◆ **GIVEN INSTRUCTION**
Your answer should be a single number: the count of lines that include "WEST".

◆ **LISTED ENTRIES**
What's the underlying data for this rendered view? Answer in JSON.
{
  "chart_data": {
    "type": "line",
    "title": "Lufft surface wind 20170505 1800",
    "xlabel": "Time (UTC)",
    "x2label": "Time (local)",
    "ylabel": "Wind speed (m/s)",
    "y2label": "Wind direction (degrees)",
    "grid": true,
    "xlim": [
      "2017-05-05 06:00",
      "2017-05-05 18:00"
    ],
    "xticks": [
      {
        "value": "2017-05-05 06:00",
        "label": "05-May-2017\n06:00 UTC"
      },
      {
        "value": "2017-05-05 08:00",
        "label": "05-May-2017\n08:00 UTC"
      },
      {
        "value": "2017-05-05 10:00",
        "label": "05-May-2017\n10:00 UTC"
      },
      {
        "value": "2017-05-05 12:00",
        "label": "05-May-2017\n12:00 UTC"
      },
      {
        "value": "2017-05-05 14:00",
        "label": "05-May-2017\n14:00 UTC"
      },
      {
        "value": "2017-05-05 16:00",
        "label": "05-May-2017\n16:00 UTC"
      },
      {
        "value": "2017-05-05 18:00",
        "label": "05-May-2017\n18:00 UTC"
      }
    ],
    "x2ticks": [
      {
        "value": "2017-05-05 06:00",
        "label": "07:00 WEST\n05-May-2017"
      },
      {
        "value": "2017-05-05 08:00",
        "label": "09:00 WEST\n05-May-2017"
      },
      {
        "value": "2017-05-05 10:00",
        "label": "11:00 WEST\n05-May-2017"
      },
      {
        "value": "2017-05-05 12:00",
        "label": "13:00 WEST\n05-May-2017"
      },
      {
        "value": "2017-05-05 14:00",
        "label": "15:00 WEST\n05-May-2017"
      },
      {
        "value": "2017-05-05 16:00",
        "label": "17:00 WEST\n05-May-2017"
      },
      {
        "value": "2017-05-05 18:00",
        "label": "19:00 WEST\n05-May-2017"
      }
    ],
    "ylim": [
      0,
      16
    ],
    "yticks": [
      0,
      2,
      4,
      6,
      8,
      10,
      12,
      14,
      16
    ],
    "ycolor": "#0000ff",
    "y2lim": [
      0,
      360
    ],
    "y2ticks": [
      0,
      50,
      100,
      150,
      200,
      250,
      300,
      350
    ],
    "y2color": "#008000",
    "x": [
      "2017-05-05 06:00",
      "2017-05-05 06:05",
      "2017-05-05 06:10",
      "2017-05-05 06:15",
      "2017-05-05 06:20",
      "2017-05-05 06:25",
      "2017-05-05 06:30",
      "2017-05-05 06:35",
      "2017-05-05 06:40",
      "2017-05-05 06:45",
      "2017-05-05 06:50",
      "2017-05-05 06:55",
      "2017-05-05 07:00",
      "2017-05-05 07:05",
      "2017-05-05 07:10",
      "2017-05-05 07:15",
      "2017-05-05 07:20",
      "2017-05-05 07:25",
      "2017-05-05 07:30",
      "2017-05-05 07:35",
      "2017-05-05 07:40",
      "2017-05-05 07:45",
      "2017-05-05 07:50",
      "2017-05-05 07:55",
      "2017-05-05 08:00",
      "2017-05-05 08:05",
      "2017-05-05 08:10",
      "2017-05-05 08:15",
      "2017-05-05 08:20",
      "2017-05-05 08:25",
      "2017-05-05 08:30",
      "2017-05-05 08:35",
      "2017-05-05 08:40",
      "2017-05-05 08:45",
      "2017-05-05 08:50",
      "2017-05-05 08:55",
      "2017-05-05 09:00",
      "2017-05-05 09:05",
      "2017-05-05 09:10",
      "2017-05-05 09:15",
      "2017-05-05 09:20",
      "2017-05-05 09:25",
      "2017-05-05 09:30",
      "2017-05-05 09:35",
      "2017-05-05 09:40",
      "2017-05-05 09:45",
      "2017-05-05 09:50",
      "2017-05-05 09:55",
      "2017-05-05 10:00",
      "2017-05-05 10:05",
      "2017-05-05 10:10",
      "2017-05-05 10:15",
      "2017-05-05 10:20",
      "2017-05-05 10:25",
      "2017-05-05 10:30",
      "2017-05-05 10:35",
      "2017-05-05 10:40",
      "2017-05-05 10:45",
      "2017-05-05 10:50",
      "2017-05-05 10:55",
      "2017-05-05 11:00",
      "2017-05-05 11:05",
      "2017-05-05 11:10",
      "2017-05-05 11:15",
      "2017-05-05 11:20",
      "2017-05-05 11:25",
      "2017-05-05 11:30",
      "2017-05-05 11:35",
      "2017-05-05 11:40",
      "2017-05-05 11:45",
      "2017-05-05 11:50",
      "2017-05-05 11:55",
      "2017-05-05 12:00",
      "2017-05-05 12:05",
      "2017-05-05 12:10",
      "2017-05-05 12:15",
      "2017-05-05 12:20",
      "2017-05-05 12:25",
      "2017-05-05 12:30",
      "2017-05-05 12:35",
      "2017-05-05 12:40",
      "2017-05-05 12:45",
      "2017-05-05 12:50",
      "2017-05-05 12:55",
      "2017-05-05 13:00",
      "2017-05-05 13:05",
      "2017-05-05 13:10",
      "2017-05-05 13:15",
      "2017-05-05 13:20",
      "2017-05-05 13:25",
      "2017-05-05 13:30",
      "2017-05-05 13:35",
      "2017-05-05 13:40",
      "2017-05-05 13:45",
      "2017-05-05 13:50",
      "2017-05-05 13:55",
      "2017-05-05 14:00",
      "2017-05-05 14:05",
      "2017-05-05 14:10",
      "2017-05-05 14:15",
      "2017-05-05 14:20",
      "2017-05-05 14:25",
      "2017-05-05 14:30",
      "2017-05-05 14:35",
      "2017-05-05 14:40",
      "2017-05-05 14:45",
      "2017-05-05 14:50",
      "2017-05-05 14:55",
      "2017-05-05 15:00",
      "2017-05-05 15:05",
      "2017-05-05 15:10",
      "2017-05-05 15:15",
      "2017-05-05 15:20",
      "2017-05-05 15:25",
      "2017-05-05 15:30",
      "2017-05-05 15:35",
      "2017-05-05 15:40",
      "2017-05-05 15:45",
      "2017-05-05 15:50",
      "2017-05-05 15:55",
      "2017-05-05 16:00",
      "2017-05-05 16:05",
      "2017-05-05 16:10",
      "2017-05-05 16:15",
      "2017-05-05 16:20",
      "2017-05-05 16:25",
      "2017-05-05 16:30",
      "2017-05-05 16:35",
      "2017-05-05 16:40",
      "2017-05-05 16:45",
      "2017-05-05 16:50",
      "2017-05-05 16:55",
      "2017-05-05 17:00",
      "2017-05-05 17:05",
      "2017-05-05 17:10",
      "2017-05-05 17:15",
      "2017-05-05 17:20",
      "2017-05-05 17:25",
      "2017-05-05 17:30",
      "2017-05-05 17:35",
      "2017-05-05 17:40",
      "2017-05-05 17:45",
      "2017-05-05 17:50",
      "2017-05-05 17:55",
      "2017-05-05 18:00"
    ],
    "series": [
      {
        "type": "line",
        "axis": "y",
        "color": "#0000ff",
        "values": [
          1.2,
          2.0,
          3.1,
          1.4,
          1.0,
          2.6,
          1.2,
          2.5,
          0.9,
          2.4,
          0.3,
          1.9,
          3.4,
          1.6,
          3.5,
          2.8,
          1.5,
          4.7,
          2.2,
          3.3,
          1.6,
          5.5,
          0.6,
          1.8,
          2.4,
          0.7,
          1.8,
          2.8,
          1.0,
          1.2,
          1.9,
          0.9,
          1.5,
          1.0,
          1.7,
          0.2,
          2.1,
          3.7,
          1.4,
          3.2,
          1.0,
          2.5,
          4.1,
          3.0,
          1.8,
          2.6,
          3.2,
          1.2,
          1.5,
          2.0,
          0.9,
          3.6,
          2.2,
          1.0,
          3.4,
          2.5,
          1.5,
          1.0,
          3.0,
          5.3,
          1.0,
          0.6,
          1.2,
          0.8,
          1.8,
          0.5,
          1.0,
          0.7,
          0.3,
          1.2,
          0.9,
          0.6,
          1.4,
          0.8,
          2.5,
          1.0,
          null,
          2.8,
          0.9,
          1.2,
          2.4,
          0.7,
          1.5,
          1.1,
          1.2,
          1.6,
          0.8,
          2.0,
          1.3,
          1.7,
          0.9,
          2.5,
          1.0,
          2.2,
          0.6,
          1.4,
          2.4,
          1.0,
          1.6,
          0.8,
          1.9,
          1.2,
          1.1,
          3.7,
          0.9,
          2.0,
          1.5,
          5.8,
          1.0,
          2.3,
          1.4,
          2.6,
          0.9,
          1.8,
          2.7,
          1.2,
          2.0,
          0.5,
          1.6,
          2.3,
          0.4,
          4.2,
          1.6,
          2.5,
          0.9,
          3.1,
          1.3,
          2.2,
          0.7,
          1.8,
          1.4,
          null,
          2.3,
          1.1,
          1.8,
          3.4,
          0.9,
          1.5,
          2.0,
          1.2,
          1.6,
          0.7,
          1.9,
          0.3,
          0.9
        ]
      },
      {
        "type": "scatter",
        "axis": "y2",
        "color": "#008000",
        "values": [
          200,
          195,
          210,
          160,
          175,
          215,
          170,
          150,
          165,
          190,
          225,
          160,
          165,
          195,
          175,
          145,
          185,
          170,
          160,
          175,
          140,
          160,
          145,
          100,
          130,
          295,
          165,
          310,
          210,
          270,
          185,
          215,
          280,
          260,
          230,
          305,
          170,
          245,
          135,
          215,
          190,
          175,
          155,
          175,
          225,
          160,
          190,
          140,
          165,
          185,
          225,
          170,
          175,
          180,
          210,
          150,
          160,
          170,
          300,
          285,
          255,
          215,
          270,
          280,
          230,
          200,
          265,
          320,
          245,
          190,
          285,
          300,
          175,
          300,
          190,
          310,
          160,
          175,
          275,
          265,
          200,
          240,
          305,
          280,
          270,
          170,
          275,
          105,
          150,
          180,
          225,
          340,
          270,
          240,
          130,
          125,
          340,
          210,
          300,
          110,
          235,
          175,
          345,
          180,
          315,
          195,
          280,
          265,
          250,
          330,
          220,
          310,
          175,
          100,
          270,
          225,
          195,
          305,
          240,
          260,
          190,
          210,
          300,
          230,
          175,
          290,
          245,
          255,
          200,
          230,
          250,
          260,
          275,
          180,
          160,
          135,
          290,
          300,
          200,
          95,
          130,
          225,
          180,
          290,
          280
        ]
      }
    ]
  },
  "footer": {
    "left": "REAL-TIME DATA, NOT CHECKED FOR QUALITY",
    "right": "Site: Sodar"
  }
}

◆ **EXERCISE RESPONSE**
7